Extracted data entries:
————
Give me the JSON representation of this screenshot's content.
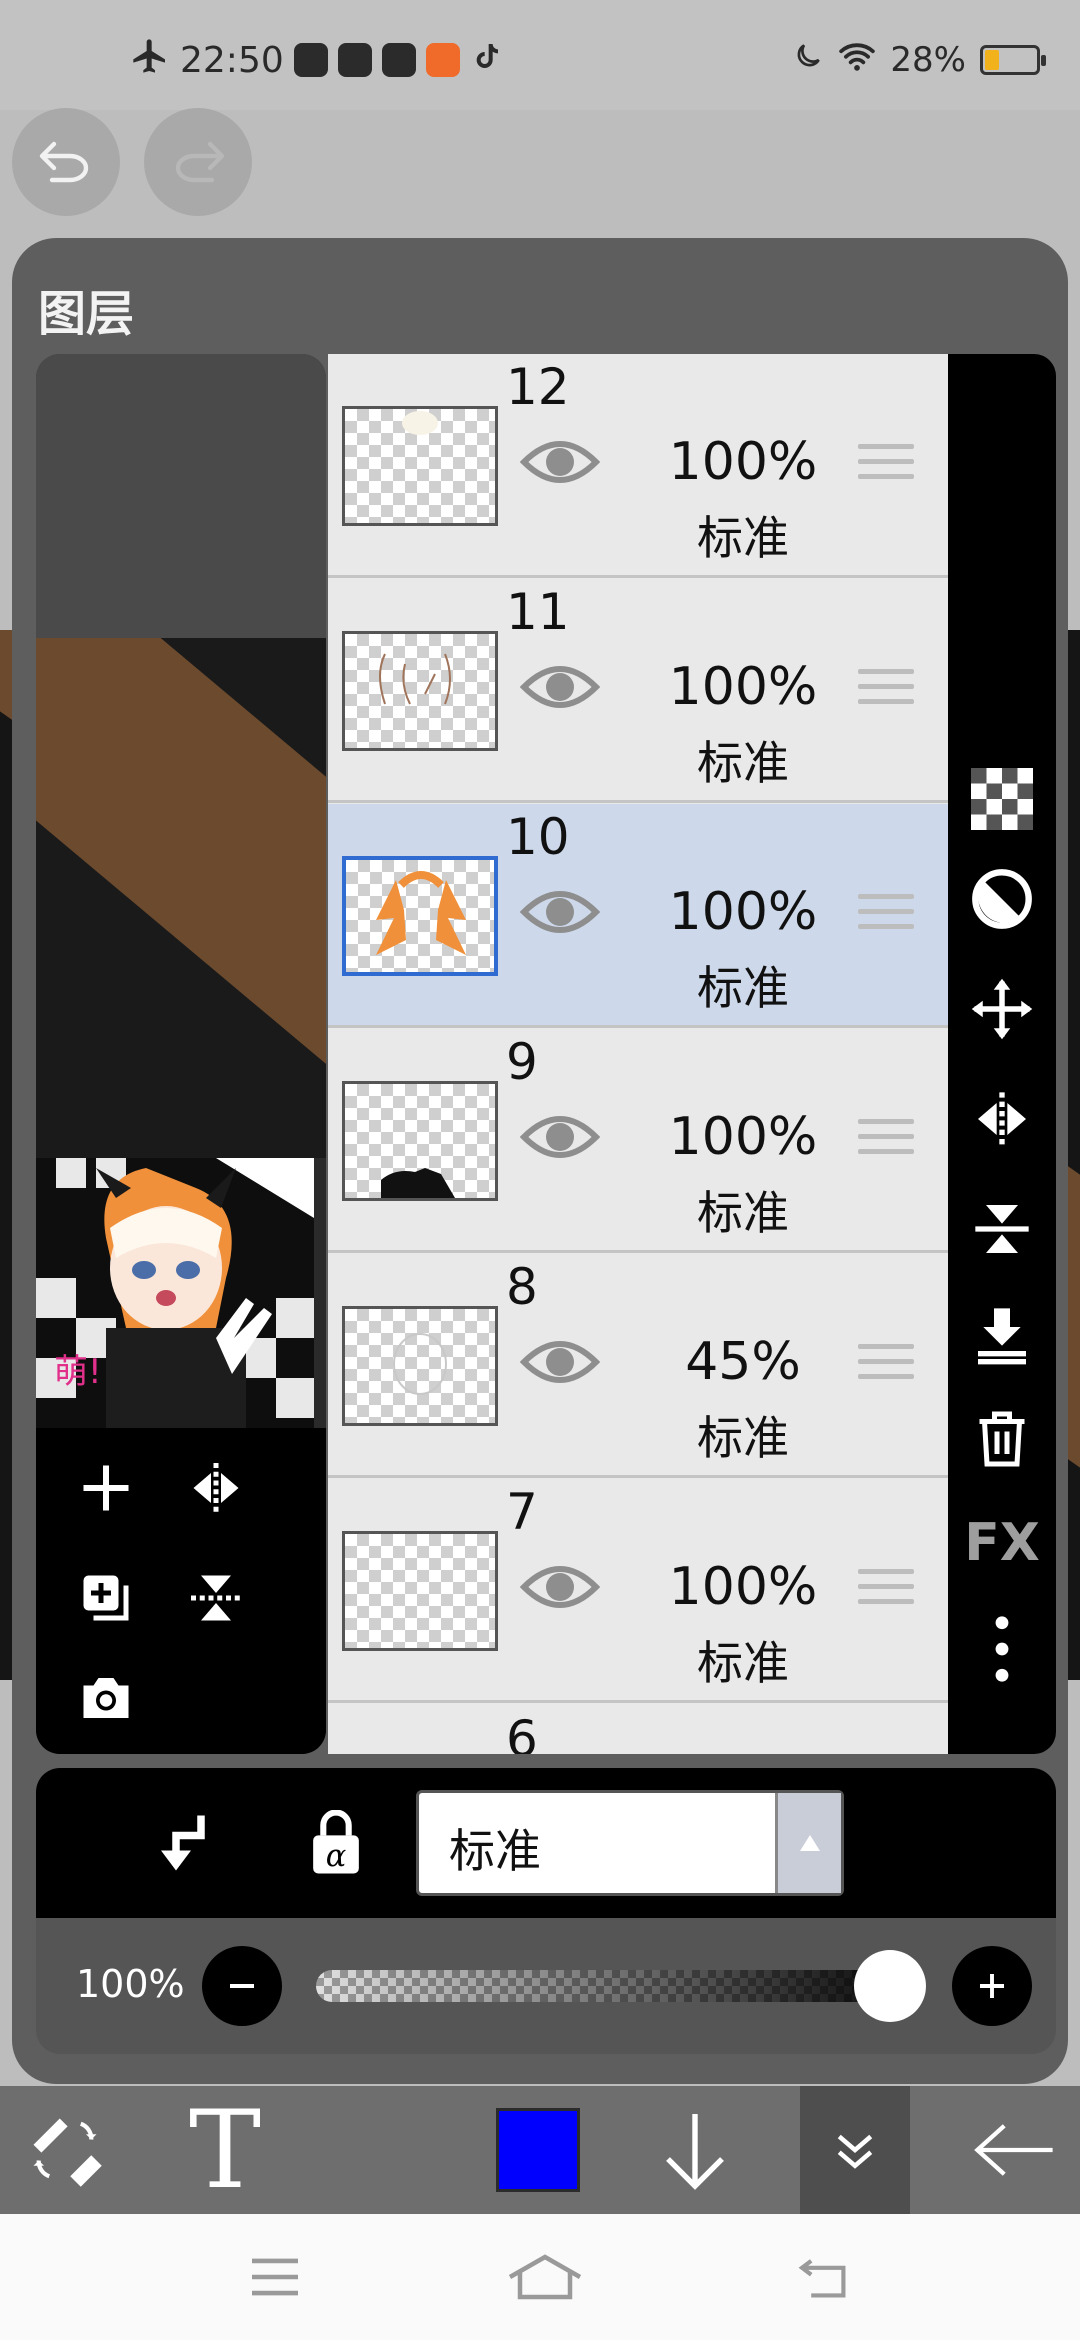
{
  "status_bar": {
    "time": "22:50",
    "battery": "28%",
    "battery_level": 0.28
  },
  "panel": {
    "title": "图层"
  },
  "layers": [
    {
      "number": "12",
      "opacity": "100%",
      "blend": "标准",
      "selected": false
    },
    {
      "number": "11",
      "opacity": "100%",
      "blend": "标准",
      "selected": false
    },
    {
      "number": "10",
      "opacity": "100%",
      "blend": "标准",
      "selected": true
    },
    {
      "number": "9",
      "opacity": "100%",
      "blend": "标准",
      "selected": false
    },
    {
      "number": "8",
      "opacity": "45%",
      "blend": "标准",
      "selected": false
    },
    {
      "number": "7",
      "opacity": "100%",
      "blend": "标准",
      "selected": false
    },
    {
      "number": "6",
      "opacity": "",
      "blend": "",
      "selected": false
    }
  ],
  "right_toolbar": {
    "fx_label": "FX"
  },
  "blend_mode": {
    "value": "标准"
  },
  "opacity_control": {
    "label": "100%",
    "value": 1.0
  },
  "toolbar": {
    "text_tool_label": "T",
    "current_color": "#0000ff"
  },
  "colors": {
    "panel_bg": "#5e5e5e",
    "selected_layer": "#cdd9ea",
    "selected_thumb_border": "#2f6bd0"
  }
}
————
- Task: Reproduce the material above in full and without alteration, but skip all pictures.

- Task response:
Give me the JSON representation of this screenshot's content.
{
  "status_bar": {
    "time": "22:50",
    "battery": "28%",
    "battery_level": 0.28
  },
  "panel": {
    "title": "图层"
  },
  "layers": [
    {
      "number": "12",
      "opacity": "100%",
      "blend": "标准",
      "selected": false
    },
    {
      "number": "11",
      "opacity": "100%",
      "blend": "标准",
      "selected": false
    },
    {
      "number": "10",
      "opacity": "100%",
      "blend": "标准",
      "selected": true
    },
    {
      "number": "9",
      "opacity": "100%",
      "blend": "标准",
      "selected": false
    },
    {
      "number": "8",
      "opacity": "45%",
      "blend": "标准",
      "selected": false
    },
    {
      "number": "7",
      "opacity": "100%",
      "blend": "标准",
      "selected": false
    },
    {
      "number": "6",
      "opacity": "",
      "blend": "",
      "selected": false
    }
  ],
  "right_toolbar": {
    "fx_label": "FX"
  },
  "blend_mode": {
    "value": "标准"
  },
  "opacity_control": {
    "label": "100%",
    "value": 1.0
  },
  "toolbar": {
    "text_tool_label": "T",
    "current_color": "#0000ff"
  },
  "colors": {
    "panel_bg": "#5e5e5e",
    "selected_layer": "#cdd9ea",
    "selected_thumb_border": "#2f6bd0"
  }
}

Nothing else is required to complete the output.